___ Material provided ___

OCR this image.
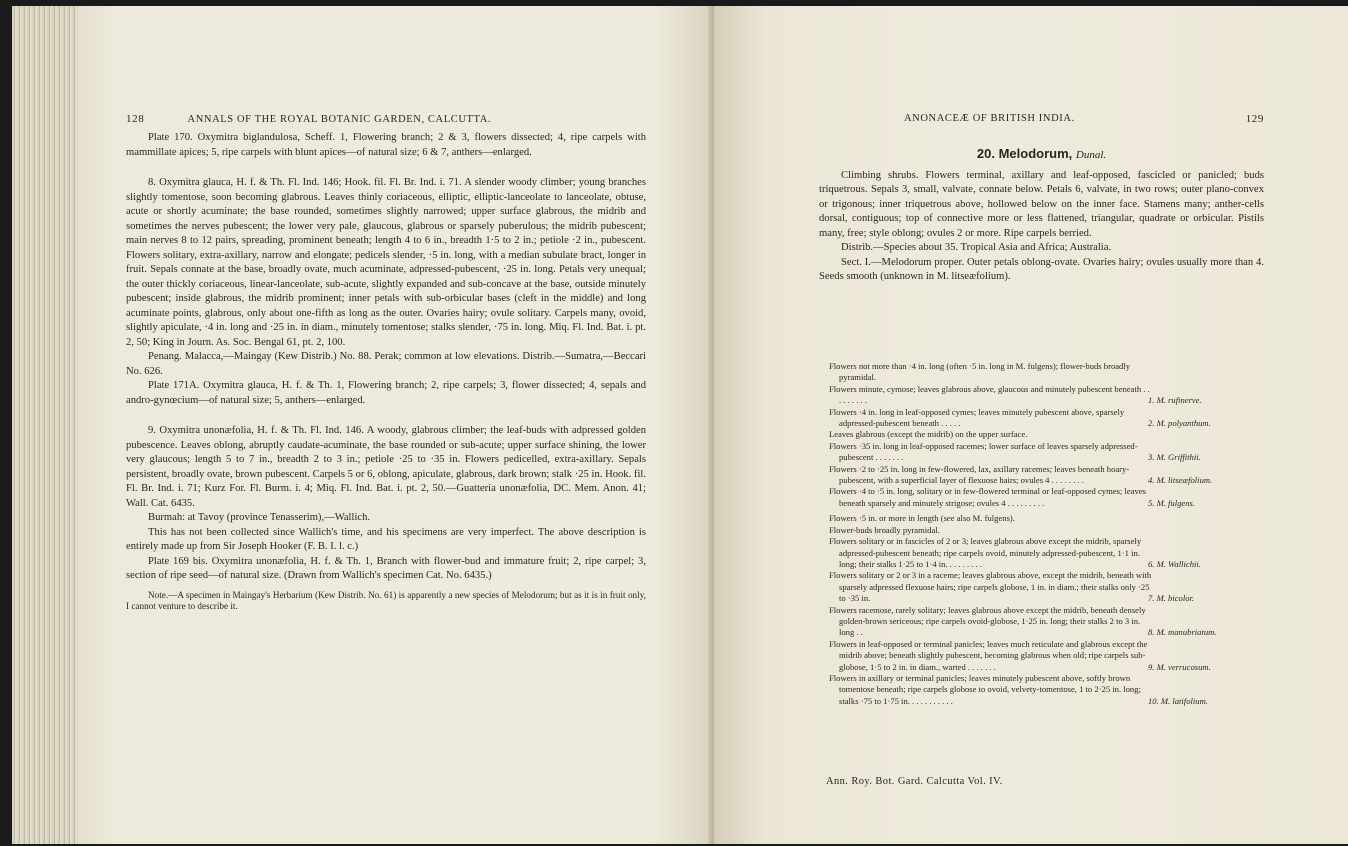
128	ANNALS OF THE ROYAL BOTANIC GARDEN, CALCUTTA.

Plate 170. Oxymitra biglandulosa, Scheff. 1, Flowering branch; 2 & 3, flowers dissected; 4, ripe carpels with mammillate apices; 5, ripe carpels with blunt apices—of natural size; 6 & 7, anthers—enlarged.

8. Oxymitra glauca, H. f. & Th. Fl. Ind. 146; Hook. fil. Fl. Br. Ind. i. 71. A slender woody climber; young branches slightly tomentose, soon becoming glabrous. Leaves thinly coriaceous, elliptic, elliptic-lanceolate to lanceolate, obtuse, acute or shortly acuminate; the base rounded, sometimes slightly narrowed; upper surface glabrous, the midrib and sometimes the nerves pubescent; the lower very pale, glaucous, glabrous or sparsely puberulous; the midrib pubescent; main nerves 8 to 12 pairs, spreading, prominent beneath; length 4 to 6 in., breadth 1·5 to 2 in.; petiole ·2 in., pubescent. Flowers solitary, extra-axillary, narrow and elongate; pedicels slender, ·5 in. long, with a median subulate bract, longer in fruit. Sepals connate at the base, broadly ovate, much acuminate, adpressed-pubescent, ·25 in. long. Petals very unequal; the outer thickly coriaceous, linear-lanceolate, sub-acute, slightly expanded and sub-concave at the base, outside minutely pubescent; inside glabrous, the midrib prominent; inner petals with sub-orbicular bases (cleft in the middle) and long acuminate points, glabrous, only about one-fifth as long as the outer. Ovaries hairy; ovule solitary. Carpels many, ovoid, slightly apiculate, ·4 in. long and ·25 in. in diam., minutely tomentose; stalks slender, ·75 in. long. Miq. Fl. Ind. Bat. i. pt. 2, 50; King in Journ. As. Soc. Bengal 61, pt. 2, 100.

Penang. Malacca,—Maingay (Kew Distrib.) No. 88. Perak; common at low elevations. Distrib.—Sumatra,—Beccari No. 626.

Plate 171A. Oxymitra glauca, H. f. & Th. 1, Flowering branch; 2, ripe carpels; 3, flower dissected; 4, sepals and andro-gynœcium—of natural size; 5, anthers—enlarged.

9. Oxymitra unonæfolia, H. f. & Th. Fl. Ind. 146. A woody, glabrous climber; the leaf-buds with adpressed golden pubescence. Leaves oblong, abruptly caudate-acuminate, the base rounded or sub-acute; upper surface shining, the lower very glaucous; length 5 to 7 in., breadth 2 to 3 in.; petiole ·25 to ·35 in. Flowers pedicelled, extra-axillary. Sepals persistent, broadly ovate, brown pubescent. Carpels 5 or 6, oblong, apiculate, glabrous, dark brown; stalk ·25 in. Hook. fil. Fl. Br. Ind. i. 71; Kurz For. Fl. Burm. i. 4; Miq. Fl. Ind. Bat. i. pt. 2, 50.—Guatteria unonæfolia, DC. Mem. Anon. 41; Wall. Cat. 6435.

Burmah: at Tavoy (province Tenasserim),—Wallich.

This has not been collected since Wallich's time, and his specimens are very imperfect. The above description is entirely made up from Sir Joseph Hooker (F. B. I. l. c.)

Plate 169 bis. Oxymitra unonæfolia, H. f. & Th. 1, Branch with flower-bud and immature fruit; 2, ripe carpel; 3, section of ripe seed—of natural size. (Drawn from Wallich's specimen Cat. No. 6435.)

Note.—A specimen in Maingay's Herbarium (Kew Distrib. No. 61) is apparently a new species of Melodorum; but as it is in fruit only, I cannot venture to describe it.

ANONACEÆ OF BRITISH INDIA.	129
20. Melodorum, Dunal.

Climbing shrubs. Flowers terminal, axillary and leaf-opposed, fascicled or panicled; buds triquetrous. Sepals 3, small, valvate, connate below. Petals 6, valvate, in two rows; outer plano-convex or trigonous; inner triquetrous above, hollowed below on the inner face. Stamens many; anther-cells dorsal, contiguous; top of connective more or less flattened, triangular, quadrate or orbicular. Pistils many, free; style oblong; ovules 2 or more. Ripe carpels berried.

Distrib.—Species about 35. Tropical Asia and Africa; Australia.

Sect. I.—Melodorum proper. Outer petals oblong-ovate. Ovaries hairy; ovules usually more than 4. Seeds smooth (unknown in M. litseæfolium).

Flowers not more than ·4 in. long (often ·5 in. long in M. fulgens); flower-buds broadly pyramidal.
Flowers minute, cymose; leaves glabrous above, glaucous and minutely pubescent beneath . . . . . . . . .	1. M. rufinerve.
Flowers ·4 in. long in leaf-opposed cymes; leaves minutely pubescent above, sparsely adpressed-pubescent beneath . . . . .	2. M. polyanthum.
Leaves glabrous (except the midrib) on the upper surface.
Flowers ·35 in. long in leaf-opposed racemes; lower surface of leaves sparsely adpressed-pubescent . . . . . . .	3. M. Griffithii.
Flowers ·2 to ·25 in. long in few-flowered, lax, axillary racemes; leaves beneath hoary-pubescent, with a superficial layer of flexuose hairs; ovules 4 . . . . . . . .	4. M. litseæfolium.
Flowers ·4 to ·5 in. long, solitary or in few-flowered terminal or leaf-opposed cymes; leaves beneath sparsely and minutely strigose; ovules 4 . . . . . . . . .	5. M. fulgens.
Flowers ·5 in. or more in length (see also M. fulgens).
Flower-buds broadly pyramidal.
Flowers solitary or in fascicles of 2 or 3; leaves glabrous above except the midrib, sparsely adpressed-pubescent beneath; ripe carpels ovoid, minutely adpressed-pubescent, 1·1 in. long; their stalks 1·25 to 1·4 in. . . . . . . . .	6. M. Wallichii.
Flowers solitary or 2 or 3 in a raceme; leaves glabrous above, except the midrib, beneath with sparsely adpressed flexuose hairs; ripe carpels globose, 1 in. in diam.; their stalks only ·25 to ·35 in.	7. M. bicolor.
Flowers racemose, rarely solitary; leaves glabrous above except the midrib, beneath densely golden-brown sericeous; ripe carpels ovoid-globose, 1·25 in. long; their stalks 2 to 3 in. long . .	8. M. manubriatum.
Flowers in leaf-opposed or terminal panicles; leaves much reticulate and glabrous except the midrib above; beneath slightly pubescent, becoming glabrous when old; ripe carpels sub-globose, 1·5 to 2 in. in diam., warted . . . . . . .	9. M. verrucosum.
Flowers in axillary or terminal panicles; leaves minutely pubescent above, softly brown tomentose beneath; ripe carpels globose to ovoid, velvety-tomentose, 1 to 2·25 in. long; stalks ·75 to 1·75 in. . . . . . . . . . .	10. M. latifolium.
Ann. Roy. Bot. Gard. Calcutta Vol. IV.
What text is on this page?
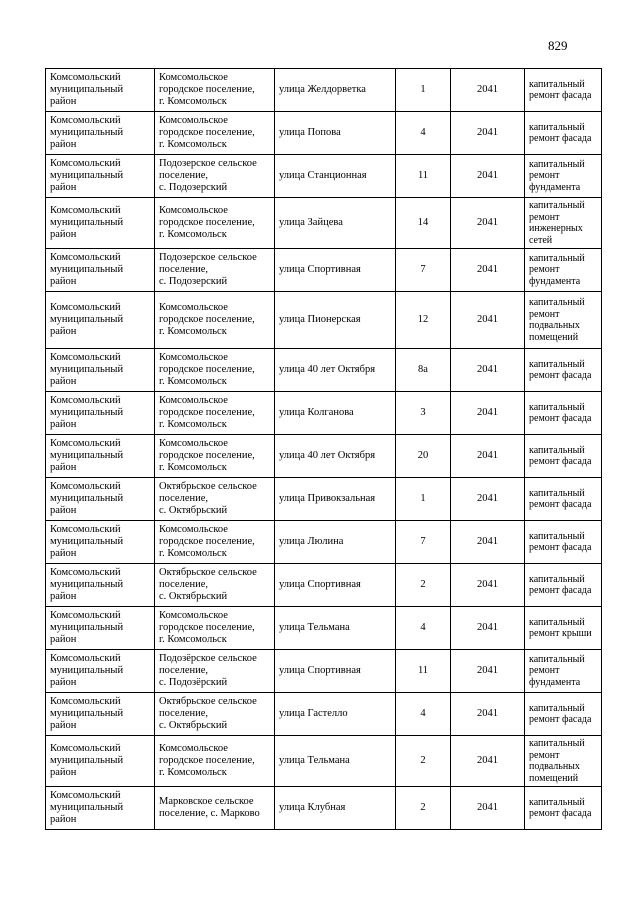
829
Комсомольский
муниципальный
район	Комсомольское
городское поселение,
г. Комсомольск	улица Желдорветка	1	2041	капитальный
ремонт фасада
Комсомольский
муниципальный
район	Комсомольское
городское поселение,
г. Комсомольск	улица Попова	4	2041	капитальный
ремонт фасада
Комсомольский
муниципальный
район	Подозерское сельское
поселение,
с. Подозерский	улица Станционная	11	2041	капитальный
ремонт
фундамента
Комсомольский
муниципальный
район	Комсомольское
городское поселение,
г. Комсомольск	улица Зайцева	14	2041	капитальный
ремонт
инженерных
сетей
Комсомольский
муниципальный
район	Подозерское сельское
поселение,
с. Подозерский	улица Спортивная	7	2041	капитальный
ремонт
фундамента
Комсомольский
муниципальный
район	Комсомольское
городское поселение,
г. Комсомольск	улица Пионерская	12	2041	капитальный
ремонт
подвальных
помещений
Комсомольский
муниципальный
район	Комсомольское
городское поселение,
г. Комсомольск	улица 40 лет Октября	8а	2041	капитальный
ремонт фасада
Комсомольский
муниципальный
район	Комсомольское
городское поселение,
г. Комсомольск	улица Колганова	3	2041	капитальный
ремонт фасада
Комсомольский
муниципальный
район	Комсомольское
городское поселение,
г. Комсомольск	улица 40 лет Октября	20	2041	капитальный
ремонт фасада
Комсомольский
муниципальный
район	Октябрьское сельское
поселение,
с. Октябрьский	улица Привокзальная	1	2041	капитальный
ремонт фасада
Комсомольский
муниципальный
район	Комсомольское
городское поселение,
г. Комсомольск	улица Люлина	7	2041	капитальный
ремонт фасада
Комсомольский
муниципальный
район	Октябрьское сельское
поселение,
с. Октябрьский	улица Спортивная	2	2041	капитальный
ремонт фасада
Комсомольский
муниципальный
район	Комсомольское
городское поселение,
г. Комсомольск	улица Тельмана	4	2041	капитальный
ремонт крыши
Комсомольский
муниципальный
район	Подозёрское сельское
поселение,
с. Подозёрский	улица Спортивная	11	2041	капитальный
ремонт
фундамента
Комсомольский
муниципальный
район	Октябрьское сельское
поселение,
с. Октябрьский	улица Гастелло	4	2041	капитальный
ремонт фасада
Комсомольский
муниципальный
район	Комсомольское
городское поселение,
г. Комсомольск	улица Тельмана	2	2041	капитальный
ремонт
подвальных
помещений
Комсомольский
муниципальный
район	Марковское сельское
поселение, с. Марково	улица Клубная	2	2041	капитальный
ремонт фасада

___

§ **Required task**:
In the records, locate each line holding the string "from" and copy it.

§ **Finished exercise**:
This has not been collected since Wallich's time, and his specimens are very imperfect. The above description is entirely made up from Sir Joseph Hooker (F. B. I. l. c.)
Plate 169 bis. Oxymitra unonæfolia, H. f. & Th. 1, Branch with flower-bud and immature fruit; 2, ripe carpel; 3, section of ripe seed—of natural size. (Drawn from Wallich's specimen Cat. No. 6435.)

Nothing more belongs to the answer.